What you need to do: The listing below should be printed exactly, every line of it. Skip the pictures.

— Begin Supplied information —

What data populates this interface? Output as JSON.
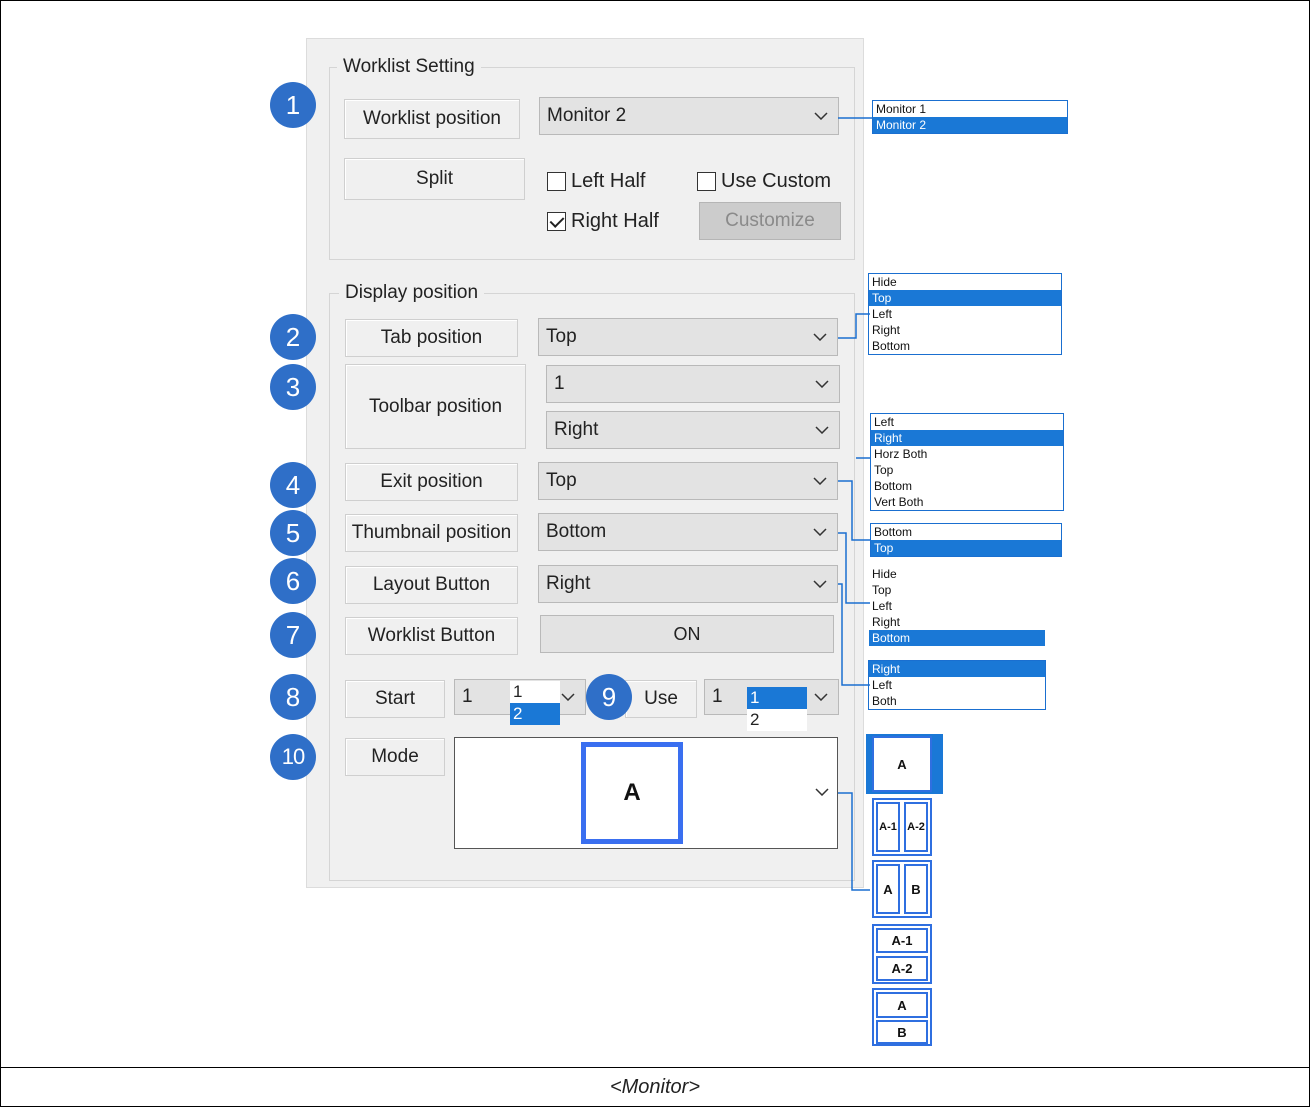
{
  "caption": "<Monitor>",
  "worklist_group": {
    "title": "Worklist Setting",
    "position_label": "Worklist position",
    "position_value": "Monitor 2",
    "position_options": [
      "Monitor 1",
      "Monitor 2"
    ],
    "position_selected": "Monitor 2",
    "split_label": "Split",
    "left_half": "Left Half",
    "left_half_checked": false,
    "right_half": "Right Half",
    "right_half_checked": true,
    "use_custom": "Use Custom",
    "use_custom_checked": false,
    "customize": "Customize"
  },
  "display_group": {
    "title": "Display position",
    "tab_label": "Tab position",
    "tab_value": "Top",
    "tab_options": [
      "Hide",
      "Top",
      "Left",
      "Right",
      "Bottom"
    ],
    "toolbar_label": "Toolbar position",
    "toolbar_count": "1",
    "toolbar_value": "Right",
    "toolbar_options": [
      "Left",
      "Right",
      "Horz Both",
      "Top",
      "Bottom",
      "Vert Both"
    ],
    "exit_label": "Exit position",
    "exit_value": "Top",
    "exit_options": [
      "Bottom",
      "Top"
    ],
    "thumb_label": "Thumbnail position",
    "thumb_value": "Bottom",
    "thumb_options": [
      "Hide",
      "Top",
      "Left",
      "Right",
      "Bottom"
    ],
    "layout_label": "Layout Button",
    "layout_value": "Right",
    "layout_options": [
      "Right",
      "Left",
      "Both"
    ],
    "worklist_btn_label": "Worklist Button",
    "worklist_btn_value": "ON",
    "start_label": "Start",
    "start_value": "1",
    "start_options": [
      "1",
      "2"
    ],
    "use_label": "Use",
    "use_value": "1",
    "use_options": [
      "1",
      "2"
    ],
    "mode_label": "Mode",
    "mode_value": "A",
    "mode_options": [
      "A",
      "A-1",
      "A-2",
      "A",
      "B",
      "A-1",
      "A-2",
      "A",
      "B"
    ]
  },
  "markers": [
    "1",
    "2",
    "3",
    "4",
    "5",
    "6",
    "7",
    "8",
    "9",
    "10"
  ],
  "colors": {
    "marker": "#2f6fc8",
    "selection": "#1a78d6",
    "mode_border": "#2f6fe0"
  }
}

— End Supplied information —

Task result:
What data populates this interface? Output as JSON.
{
  "caption": "<Monitor>",
  "worklist_group": {
    "title": "Worklist Setting",
    "position_label": "Worklist position",
    "position_value": "Monitor 2",
    "position_options": [
      "Monitor 1",
      "Monitor 2"
    ],
    "position_selected": "Monitor 2",
    "split_label": "Split",
    "left_half": "Left Half",
    "left_half_checked": false,
    "right_half": "Right Half",
    "right_half_checked": true,
    "use_custom": "Use Custom",
    "use_custom_checked": false,
    "customize": "Customize"
  },
  "display_group": {
    "title": "Display position",
    "tab_label": "Tab position",
    "tab_value": "Top",
    "tab_options": [
      "Hide",
      "Top",
      "Left",
      "Right",
      "Bottom"
    ],
    "toolbar_label": "Toolbar position",
    "toolbar_count": "1",
    "toolbar_value": "Right",
    "toolbar_options": [
      "Left",
      "Right",
      "Horz Both",
      "Top",
      "Bottom",
      "Vert Both"
    ],
    "exit_label": "Exit position",
    "exit_value": "Top",
    "exit_options": [
      "Bottom",
      "Top"
    ],
    "thumb_label": "Thumbnail position",
    "thumb_value": "Bottom",
    "thumb_options": [
      "Hide",
      "Top",
      "Left",
      "Right",
      "Bottom"
    ],
    "layout_label": "Layout Button",
    "layout_value": "Right",
    "layout_options": [
      "Right",
      "Left",
      "Both"
    ],
    "worklist_btn_label": "Worklist Button",
    "worklist_btn_value": "ON",
    "start_label": "Start",
    "start_value": "1",
    "start_options": [
      "1",
      "2"
    ],
    "use_label": "Use",
    "use_value": "1",
    "use_options": [
      "1",
      "2"
    ],
    "mode_label": "Mode",
    "mode_value": "A",
    "mode_options": [
      "A",
      "A-1",
      "A-2",
      "A",
      "B",
      "A-1",
      "A-2",
      "A",
      "B"
    ]
  },
  "markers": [
    "1",
    "2",
    "3",
    "4",
    "5",
    "6",
    "7",
    "8",
    "9",
    "10"
  ],
  "colors": {
    "marker": "#2f6fc8",
    "selection": "#1a78d6",
    "mode_border": "#2f6fe0"
  }
}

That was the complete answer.